### DIRECTION
Reproduce the listing below exactly. Pictures do not belong in the copy.

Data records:

_____

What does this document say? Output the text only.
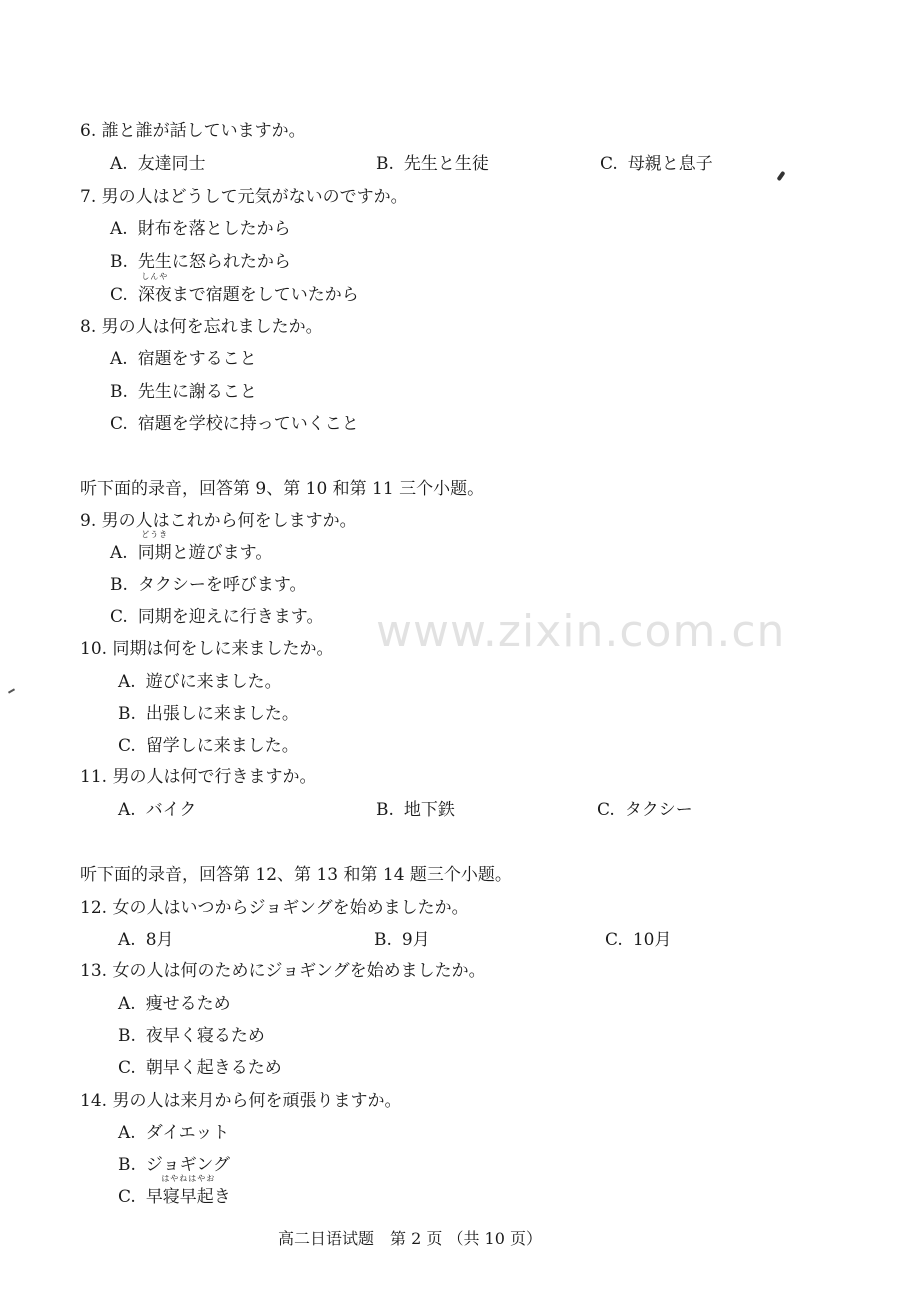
6. 誰と誰が話していますか。
A. 友達同士	B. 先生と生徒	C. 母親と息子
7. 男の人はどうして元気がないのですか。
A. 財布を落としたから
B. 先生に怒られたから
C.
しんや
深夜まで宿題をしていたから
8. 男の人は何を忘れましたか。
A. 宿題をすること
B. 先生に謝ること
C. 宿題を学校に持っていくこと
听下面的录音，回答第 9、第 10 和第 11 三个小题。
9. 男の人はこれから何をしますか。
A.
どうき
同期と遊びます。
B. タクシーを呼びます。
C. 同期を迎えに行きます。
10. 同期は何をしに来ましたか。
A. 遊びに来ました。
B. 出張しに来ました。
C. 留学しに来ました。
11. 男の人は何で行きますか。
A. バイク	B. 地下鉄	C. タクシー
听下面的录音，回答第 12、第 13 和第 14 题三个小题。
12. 女の人はいつからジョギングを始めましたか。
A. 8月	B. 9月	C. 10月
13. 女の人は何のためにジョギングを始めましたか。
A. 痩せるため
B. 夜早く寝るため
C. 朝早く起きるため
14. 男の人は来月から何を頑張りますか。
A. ダイエット
B. ジョギング
C.
はやねはやお
早寝早起き
www.zixin.com.cn
高二日语试题　第 2 页 （共 10 页）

_____

### TASK ANSWER
What does this document say? Output the text only.
6. 誰と誰が話していますか。
A. 友達同士	B. 先生と生徒	C. 母親と息子
7. 男の人はどうして元気がないのですか。
A. 財布を落としたから
B. 先生に怒られたから
C.
しんや
深夜まで宿題をしていたから
8. 男の人は何を忘れましたか。
A. 宿題をすること
B. 先生に謝ること
C. 宿題を学校に持っていくこと
听下面的录音，回答第 9、第 10 和第 11 三个小题。
9. 男の人はこれから何をしますか。
A.
どうき
同期と遊びます。
B. タクシーを呼びます。
C. 同期を迎えに行きます。
10. 同期は何をしに来ましたか。
A. 遊びに来ました。
B. 出張しに来ました。
C. 留学しに来ました。
11. 男の人は何で行きますか。
A. バイク	B. 地下鉄	C. タクシー
听下面的录音，回答第 12、第 13 和第 14 题三个小题。
12. 女の人はいつからジョギングを始めましたか。
A. 8月	B. 9月	C. 10月
13. 女の人は何のためにジョギングを始めましたか。
A. 痩せるため
B. 夜早く寝るため
C. 朝早く起きるため
14. 男の人は来月から何を頑張りますか。
A. ダイエット
B. ジョギング
C.
はやねはやお
早寝早起き
www.zixin.com.cn
高二日语试题　第 2 页 （共 10 页）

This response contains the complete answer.